> _Entries_
:::::

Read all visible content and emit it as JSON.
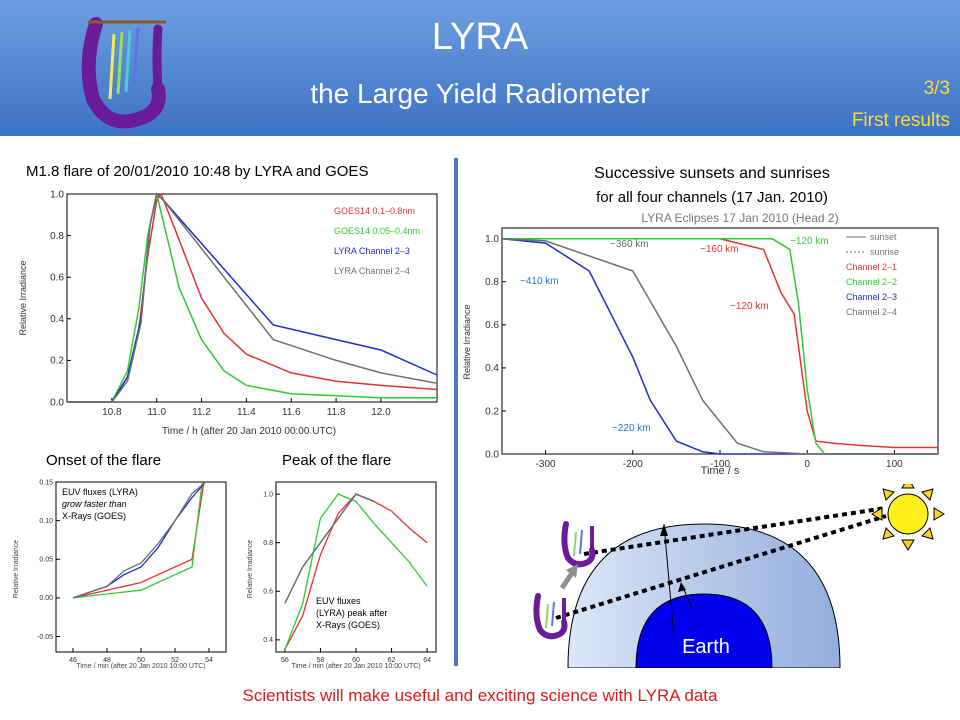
{
  "header": {
    "title": "LYRA",
    "subtitle": "the Large Yield Radiometer",
    "page_number": "3/3",
    "section": "First results"
  },
  "left_panel": {
    "caption": "M1.8 flare of 20/01/2010 10:48 by LYRA and GOES",
    "ylabel": "Relative Irradiance",
    "xlabel": "Time / h (after 20 Jan 2010 00:00 UTC)",
    "legend": [
      "GOES14 0.1–0.8nm",
      "GOES14 0.05–0.4nm",
      "LYRA Channel 2–3",
      "LYRA Channel 2–4"
    ]
  },
  "onset": {
    "caption": "Onset of the flare",
    "note_line1": "EUV fluxes (LYRA)",
    "note_line2": "grow faster than",
    "note_line3": "X-Rays (GOES)",
    "ylabel": "Relative Irradiance",
    "xlabel": "Time / min (after 20 Jan 2010 10:00 UTC)"
  },
  "peak": {
    "caption": "Peak of the flare",
    "note_line1": "EUV fluxes",
    "note_line2": "(LYRA) peak after",
    "note_line3": "X-Rays (GOES)",
    "ylabel": "Relative Irradiance",
    "xlabel": "Time / min (after 20 Jan 2010 10:00 UTC)"
  },
  "eclipse": {
    "caption_line1": "Successive sunsets and sunrises",
    "caption_line2": "for all four channels (17 Jan. 2010)",
    "plot_title": "LYRA Eclipses 17 Jan 2010 (Head 2)",
    "ylabel": "Relative Irradiance",
    "xlabel": "Time / s",
    "legend": [
      "sunset",
      "sunrise",
      "Channel 2–1",
      "Channel 2–2",
      "Channel 2–3",
      "Channel 2–4"
    ],
    "annotations": [
      "~360 km",
      "~160 km",
      "~120 km",
      "~410 km",
      "~120 km",
      "~220 km"
    ]
  },
  "diagram": {
    "earth_label": "Earth"
  },
  "footer": "Scientists will make useful and exciting science with LYRA data",
  "colors": {
    "header_top": "#6d9ee0",
    "header_bottom": "#3e73c4",
    "goes_long": "#e5342f",
    "goes_short": "#2fcc2f",
    "lyra_23": "#1c2fc8",
    "lyra_24": "#707070",
    "footer_text": "#e01919"
  },
  "chart_data": [
    {
      "type": "line",
      "title": "M1.8 flare of 20/01/2010 10:48 by LYRA and GOES",
      "xlabel": "Time / h (after 20 Jan 2010 00:00 UTC)",
      "ylabel": "Relative Irradiance",
      "xlim": [
        10.6,
        12.25
      ],
      "ylim": [
        0.0,
        1.0
      ],
      "xticks": [
        10.8,
        11.0,
        11.2,
        11.4,
        11.6,
        11.8,
        12.0
      ],
      "yticks": [
        0.0,
        0.2,
        0.4,
        0.6,
        0.8,
        1.0
      ],
      "series": [
        {
          "name": "GOES14 0.1–0.8nm",
          "x": [
            10.6,
            10.8,
            10.87,
            10.92,
            10.96,
            11.0,
            11.02,
            11.1,
            11.2,
            11.3,
            11.4,
            11.6,
            11.8,
            12.0,
            12.25
          ],
          "y": [
            0.0,
            0.0,
            0.12,
            0.35,
            0.7,
            0.97,
            1.0,
            0.78,
            0.5,
            0.33,
            0.23,
            0.14,
            0.1,
            0.08,
            0.06
          ]
        },
        {
          "name": "GOES14 0.05–0.4nm",
          "x": [
            10.6,
            10.8,
            10.87,
            10.92,
            10.96,
            11.0,
            11.1,
            11.2,
            11.3,
            11.4,
            11.6,
            11.8,
            12.0,
            12.25
          ],
          "y": [
            0.0,
            0.0,
            0.15,
            0.45,
            0.8,
            1.0,
            0.55,
            0.3,
            0.15,
            0.08,
            0.04,
            0.03,
            0.02,
            0.02
          ]
        },
        {
          "name": "LYRA Channel 2–3",
          "x": [
            10.6,
            10.8,
            10.87,
            10.93,
            10.97,
            11.0,
            11.03,
            11.52,
            11.8,
            12.0,
            12.25
          ],
          "y": [
            0.0,
            0.0,
            0.12,
            0.4,
            0.85,
            1.0,
            0.97,
            0.37,
            0.3,
            0.25,
            0.13
          ]
        },
        {
          "name": "LYRA Channel 2–4",
          "x": [
            10.6,
            10.8,
            10.87,
            10.93,
            10.97,
            11.0,
            11.03,
            11.52,
            11.8,
            12.0,
            12.25
          ],
          "y": [
            0.0,
            0.0,
            0.1,
            0.38,
            0.85,
            1.0,
            0.97,
            0.3,
            0.2,
            0.14,
            0.09
          ]
        }
      ]
    },
    {
      "type": "line",
      "title": "Onset of the flare",
      "xlabel": "Time / min (after 20 Jan 2010 10:00 UTC)",
      "ylabel": "Relative Irradiance",
      "xlim": [
        45,
        55
      ],
      "ylim": [
        -0.07,
        0.15
      ],
      "xticks": [
        46,
        48,
        50,
        52,
        54
      ],
      "yticks": [
        -0.05,
        0.0,
        0.05,
        0.1,
        0.15
      ],
      "series": [
        {
          "name": "GOES14 0.1–0.8nm",
          "x": [
            46,
            48,
            50,
            51,
            52,
            53,
            53.7
          ],
          "y": [
            0.0,
            0.01,
            0.02,
            0.03,
            0.04,
            0.05,
            0.15
          ]
        },
        {
          "name": "GOES14 0.05–0.4nm",
          "x": [
            46,
            48,
            50,
            51,
            52,
            53,
            53.6
          ],
          "y": [
            0.0,
            0.005,
            0.01,
            0.02,
            0.03,
            0.04,
            0.15
          ]
        },
        {
          "name": "LYRA Channel 2–3",
          "x": [
            46,
            48,
            49,
            50,
            51,
            52,
            53,
            53.8
          ],
          "y": [
            0.0,
            0.015,
            0.03,
            0.04,
            0.065,
            0.1,
            0.13,
            0.15
          ]
        },
        {
          "name": "LYRA Channel 2–4",
          "x": [
            46,
            48,
            49,
            50,
            51,
            52,
            53,
            53.8
          ],
          "y": [
            0.0,
            0.015,
            0.035,
            0.045,
            0.07,
            0.1,
            0.135,
            0.15
          ]
        }
      ]
    },
    {
      "type": "line",
      "title": "Peak of the flare",
      "xlabel": "Time / min (after 20 Jan 2010 10:00 UTC)",
      "ylabel": "Relative Irradiance",
      "xlim": [
        55.5,
        64.5
      ],
      "ylim": [
        0.35,
        1.05
      ],
      "xticks": [
        56,
        58,
        60,
        62,
        64
      ],
      "yticks": [
        0.4,
        0.6,
        0.8,
        1.0
      ],
      "series": [
        {
          "name": "GOES14 0.1–0.8nm",
          "x": [
            56,
            57,
            58,
            59,
            60,
            61,
            62,
            63,
            64
          ],
          "y": [
            0.36,
            0.5,
            0.75,
            0.92,
            1.0,
            0.97,
            0.93,
            0.86,
            0.8
          ]
        },
        {
          "name": "GOES14 0.05–0.4nm",
          "x": [
            56,
            57,
            58,
            59,
            60,
            61,
            62,
            63,
            64
          ],
          "y": [
            0.36,
            0.55,
            0.9,
            1.0,
            0.97,
            0.88,
            0.8,
            0.72,
            0.62
          ]
        },
        {
          "name": "LYRA Channel 2–3",
          "x": [
            56,
            57,
            58,
            59,
            60,
            61
          ],
          "y": [
            0.55,
            0.7,
            0.8,
            0.9,
            1.0,
            0.97
          ]
        },
        {
          "name": "LYRA Channel 2–4",
          "x": [
            56,
            57,
            58,
            59,
            60,
            61
          ],
          "y": [
            0.55,
            0.7,
            0.8,
            0.9,
            1.0,
            0.97
          ]
        }
      ]
    },
    {
      "type": "line",
      "title": "LYRA Eclipses 17 Jan 2010 (Head 2)",
      "xlabel": "Time / s",
      "ylabel": "Relative Irradiance",
      "xlim": [
        -350,
        150
      ],
      "ylim": [
        0.0,
        1.05
      ],
      "xticks": [
        -300,
        -200,
        -100,
        0,
        100
      ],
      "yticks": [
        0.0,
        0.2,
        0.4,
        0.6,
        0.8,
        1.0
      ],
      "series": [
        {
          "name": "Channel 2–1",
          "x": [
            -350,
            -100,
            -50,
            -30,
            -15,
            0,
            10,
            30,
            60,
            100,
            150
          ],
          "y": [
            1.0,
            1.0,
            0.95,
            0.75,
            0.65,
            0.2,
            0.06,
            0.05,
            0.04,
            0.03,
            0.03
          ]
        },
        {
          "name": "Channel 2–2",
          "x": [
            -350,
            -40,
            -20,
            -10,
            0,
            10,
            20,
            150
          ],
          "y": [
            1.0,
            1.0,
            0.95,
            0.7,
            0.3,
            0.05,
            0.0,
            0.0
          ]
        },
        {
          "name": "Channel 2–3",
          "x": [
            -350,
            -300,
            -250,
            -200,
            -180,
            -150,
            -120,
            -100,
            0,
            150
          ],
          "y": [
            1.0,
            0.98,
            0.85,
            0.45,
            0.25,
            0.06,
            0.01,
            0.0,
            0.0,
            0.0
          ]
        },
        {
          "name": "Channel 2–4",
          "x": [
            -350,
            -300,
            -200,
            -150,
            -120,
            -80,
            -50,
            0,
            150
          ],
          "y": [
            1.0,
            0.99,
            0.85,
            0.5,
            0.25,
            0.05,
            0.01,
            0.0,
            0.0
          ]
        }
      ]
    }
  ]
}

:::::

> _Given exercise_
Filter out every line that lacks the word "fluxes", and copy the rest.

> _Written response_
    "note_line1": "EUV fluxes (LYRA)",
    "note_line1": "EUV fluxes",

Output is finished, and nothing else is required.